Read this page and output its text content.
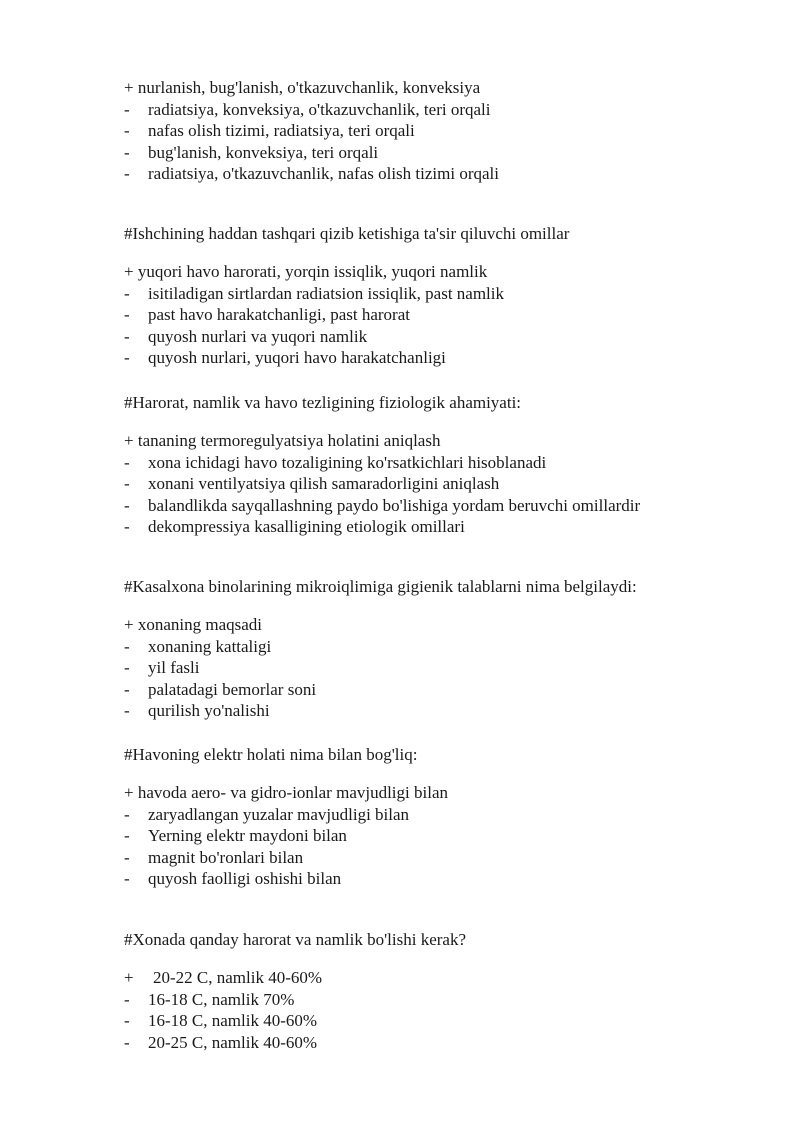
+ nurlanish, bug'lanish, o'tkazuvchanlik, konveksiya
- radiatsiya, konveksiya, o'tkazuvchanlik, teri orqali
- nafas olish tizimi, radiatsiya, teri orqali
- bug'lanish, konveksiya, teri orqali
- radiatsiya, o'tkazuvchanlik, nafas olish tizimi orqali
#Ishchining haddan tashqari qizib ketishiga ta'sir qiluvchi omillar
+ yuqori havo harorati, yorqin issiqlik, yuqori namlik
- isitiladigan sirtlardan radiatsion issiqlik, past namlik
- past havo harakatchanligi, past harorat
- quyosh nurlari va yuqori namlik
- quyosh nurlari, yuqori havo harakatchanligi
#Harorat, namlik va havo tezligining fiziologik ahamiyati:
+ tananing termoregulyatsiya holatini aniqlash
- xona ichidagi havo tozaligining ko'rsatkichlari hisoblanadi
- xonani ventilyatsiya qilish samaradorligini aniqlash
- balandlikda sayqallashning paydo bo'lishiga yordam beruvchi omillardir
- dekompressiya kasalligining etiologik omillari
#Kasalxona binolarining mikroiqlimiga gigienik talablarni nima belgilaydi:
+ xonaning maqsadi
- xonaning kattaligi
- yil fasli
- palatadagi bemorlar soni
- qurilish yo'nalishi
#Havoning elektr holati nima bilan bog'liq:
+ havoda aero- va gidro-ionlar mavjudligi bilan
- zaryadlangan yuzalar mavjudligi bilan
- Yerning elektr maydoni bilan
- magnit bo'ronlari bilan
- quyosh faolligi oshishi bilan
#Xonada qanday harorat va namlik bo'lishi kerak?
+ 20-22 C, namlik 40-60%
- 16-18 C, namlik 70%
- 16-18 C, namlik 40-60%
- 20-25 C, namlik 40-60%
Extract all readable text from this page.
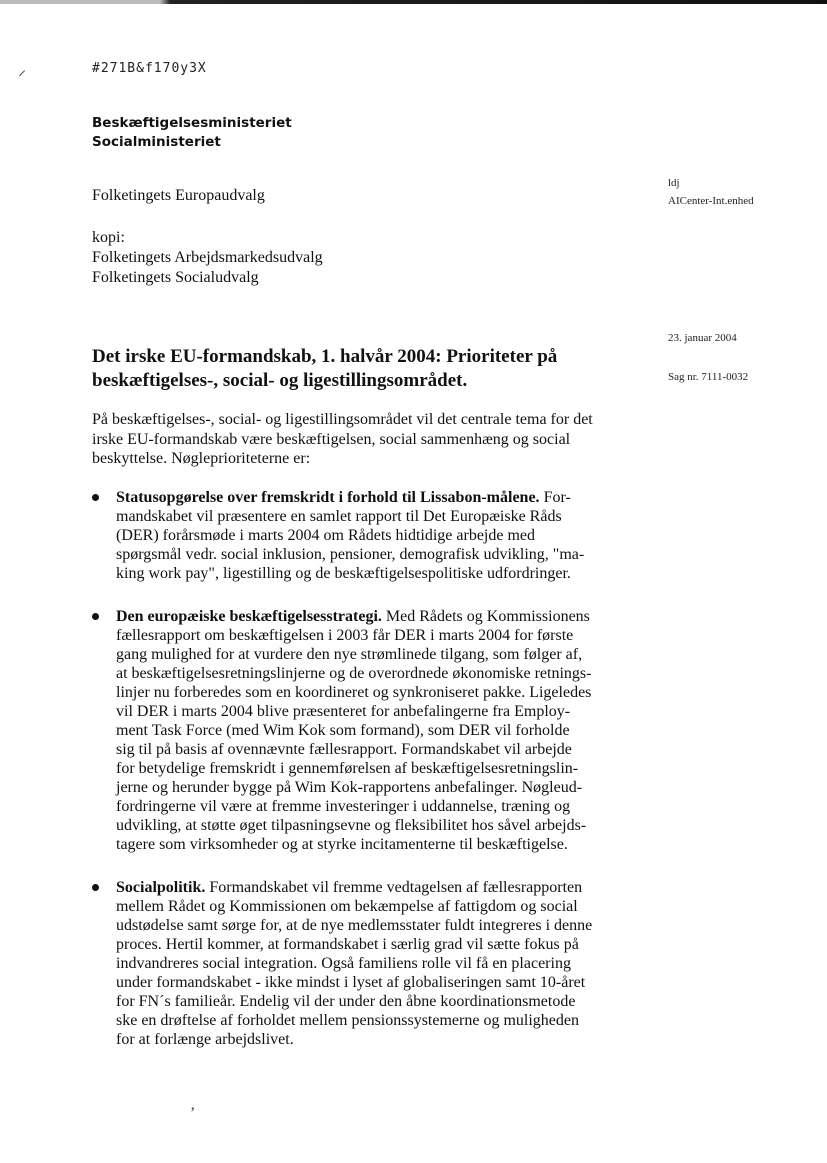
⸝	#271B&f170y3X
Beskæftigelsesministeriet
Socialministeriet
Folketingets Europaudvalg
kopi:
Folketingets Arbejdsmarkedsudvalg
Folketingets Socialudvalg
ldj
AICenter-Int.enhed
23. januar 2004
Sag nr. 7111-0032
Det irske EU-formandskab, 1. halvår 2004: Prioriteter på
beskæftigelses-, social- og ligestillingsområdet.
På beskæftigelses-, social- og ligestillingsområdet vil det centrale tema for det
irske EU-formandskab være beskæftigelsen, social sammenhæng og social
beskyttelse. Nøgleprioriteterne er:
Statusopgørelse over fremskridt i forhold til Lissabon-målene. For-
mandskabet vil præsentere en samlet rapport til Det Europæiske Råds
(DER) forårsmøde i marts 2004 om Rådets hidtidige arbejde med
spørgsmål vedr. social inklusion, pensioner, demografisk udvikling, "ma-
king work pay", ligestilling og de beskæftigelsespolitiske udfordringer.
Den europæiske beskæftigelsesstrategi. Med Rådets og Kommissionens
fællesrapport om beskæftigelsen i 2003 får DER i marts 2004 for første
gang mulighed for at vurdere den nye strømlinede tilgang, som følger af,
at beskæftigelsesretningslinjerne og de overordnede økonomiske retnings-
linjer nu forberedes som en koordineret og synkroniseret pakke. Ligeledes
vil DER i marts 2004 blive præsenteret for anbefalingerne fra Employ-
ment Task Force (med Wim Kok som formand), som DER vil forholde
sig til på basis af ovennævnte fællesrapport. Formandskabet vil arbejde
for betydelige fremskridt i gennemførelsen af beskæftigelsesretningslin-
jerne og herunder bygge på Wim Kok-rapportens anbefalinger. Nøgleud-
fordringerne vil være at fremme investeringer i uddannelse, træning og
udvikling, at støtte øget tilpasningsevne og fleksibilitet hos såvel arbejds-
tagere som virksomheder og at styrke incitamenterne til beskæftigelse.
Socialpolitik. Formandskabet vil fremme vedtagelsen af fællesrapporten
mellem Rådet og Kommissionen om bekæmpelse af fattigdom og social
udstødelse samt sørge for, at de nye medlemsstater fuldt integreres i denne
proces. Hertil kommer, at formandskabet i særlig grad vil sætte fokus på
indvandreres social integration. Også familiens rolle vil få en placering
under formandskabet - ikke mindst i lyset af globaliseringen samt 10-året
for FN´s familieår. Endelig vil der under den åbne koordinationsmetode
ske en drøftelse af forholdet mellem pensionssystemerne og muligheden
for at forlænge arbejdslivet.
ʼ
...
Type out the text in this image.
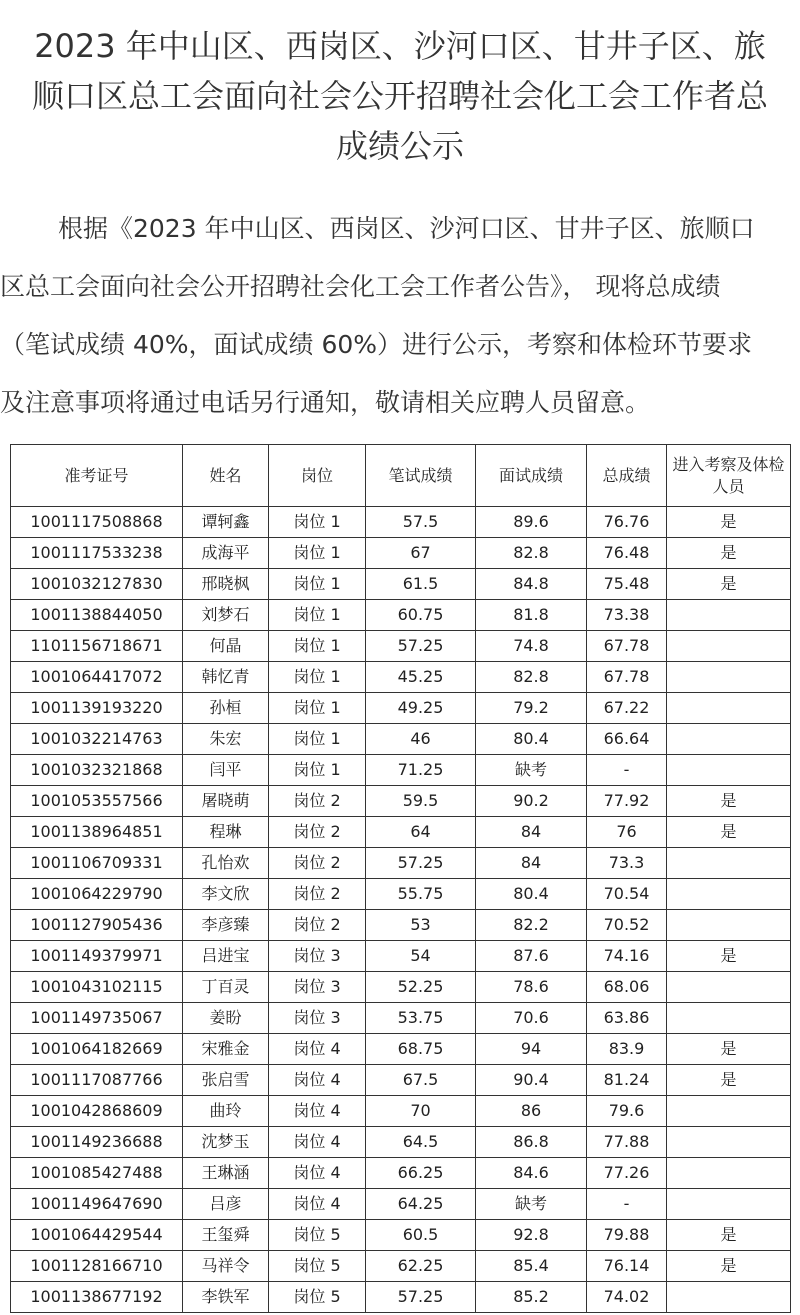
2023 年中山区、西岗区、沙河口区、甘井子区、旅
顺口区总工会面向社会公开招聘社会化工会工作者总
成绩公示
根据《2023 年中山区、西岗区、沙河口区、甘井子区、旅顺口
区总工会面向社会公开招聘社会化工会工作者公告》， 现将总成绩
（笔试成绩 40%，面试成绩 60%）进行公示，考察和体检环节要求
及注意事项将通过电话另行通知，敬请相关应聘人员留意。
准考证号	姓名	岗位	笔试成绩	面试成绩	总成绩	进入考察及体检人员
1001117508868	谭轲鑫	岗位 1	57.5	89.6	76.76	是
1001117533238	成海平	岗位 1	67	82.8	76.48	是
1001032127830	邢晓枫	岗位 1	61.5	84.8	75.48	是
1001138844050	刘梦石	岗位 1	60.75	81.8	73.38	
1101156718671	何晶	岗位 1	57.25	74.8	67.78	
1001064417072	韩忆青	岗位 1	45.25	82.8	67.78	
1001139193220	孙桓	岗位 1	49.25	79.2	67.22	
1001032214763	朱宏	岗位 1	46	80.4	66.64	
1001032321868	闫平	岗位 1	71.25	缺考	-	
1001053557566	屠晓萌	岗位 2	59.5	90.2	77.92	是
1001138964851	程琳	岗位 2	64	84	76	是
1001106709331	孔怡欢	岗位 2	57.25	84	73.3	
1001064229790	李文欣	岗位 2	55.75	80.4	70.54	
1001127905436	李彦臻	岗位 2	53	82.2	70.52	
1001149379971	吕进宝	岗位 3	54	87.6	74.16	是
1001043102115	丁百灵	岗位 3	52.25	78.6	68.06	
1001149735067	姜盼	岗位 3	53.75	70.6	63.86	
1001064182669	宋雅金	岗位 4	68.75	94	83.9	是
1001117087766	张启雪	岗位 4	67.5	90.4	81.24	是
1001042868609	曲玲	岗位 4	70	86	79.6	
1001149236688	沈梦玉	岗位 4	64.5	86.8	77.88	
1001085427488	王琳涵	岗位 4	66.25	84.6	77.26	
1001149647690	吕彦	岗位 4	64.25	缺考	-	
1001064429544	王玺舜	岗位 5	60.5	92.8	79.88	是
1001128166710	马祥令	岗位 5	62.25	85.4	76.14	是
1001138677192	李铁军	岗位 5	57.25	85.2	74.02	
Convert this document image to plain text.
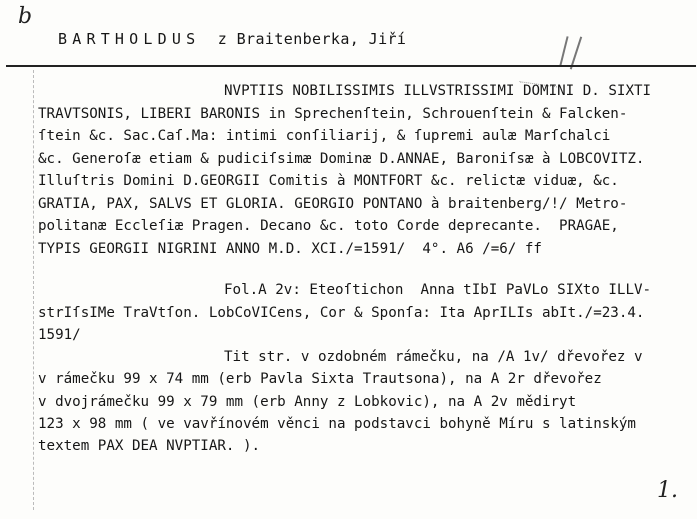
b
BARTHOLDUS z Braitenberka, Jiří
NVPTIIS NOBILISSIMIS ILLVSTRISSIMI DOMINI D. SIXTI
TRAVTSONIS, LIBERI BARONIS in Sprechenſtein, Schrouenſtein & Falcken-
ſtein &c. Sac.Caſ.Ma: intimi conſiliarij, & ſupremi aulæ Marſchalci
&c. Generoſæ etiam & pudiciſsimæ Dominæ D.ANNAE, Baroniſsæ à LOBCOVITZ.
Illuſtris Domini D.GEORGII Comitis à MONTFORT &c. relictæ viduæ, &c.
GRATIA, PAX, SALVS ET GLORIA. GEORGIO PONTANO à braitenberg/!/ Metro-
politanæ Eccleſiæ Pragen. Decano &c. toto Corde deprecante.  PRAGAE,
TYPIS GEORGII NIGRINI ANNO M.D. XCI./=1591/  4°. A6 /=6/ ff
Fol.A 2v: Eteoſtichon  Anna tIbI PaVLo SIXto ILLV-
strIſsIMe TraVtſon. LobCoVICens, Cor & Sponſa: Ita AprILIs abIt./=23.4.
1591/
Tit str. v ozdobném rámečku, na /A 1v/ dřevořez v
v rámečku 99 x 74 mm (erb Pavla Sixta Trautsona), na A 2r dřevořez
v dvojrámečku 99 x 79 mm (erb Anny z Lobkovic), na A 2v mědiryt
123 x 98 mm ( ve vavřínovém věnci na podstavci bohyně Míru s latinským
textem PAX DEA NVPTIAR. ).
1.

**THE TASK:**
Copy out every line in the listing where the word "arbejde" appears.

**EXERCISE OUTPUT:**
(DER) forårsmøde i marts 2004 om Rådets hidtidige arbejde med
sig til på basis af ovennævnte fællesrapport. Formandskabet vil arbejde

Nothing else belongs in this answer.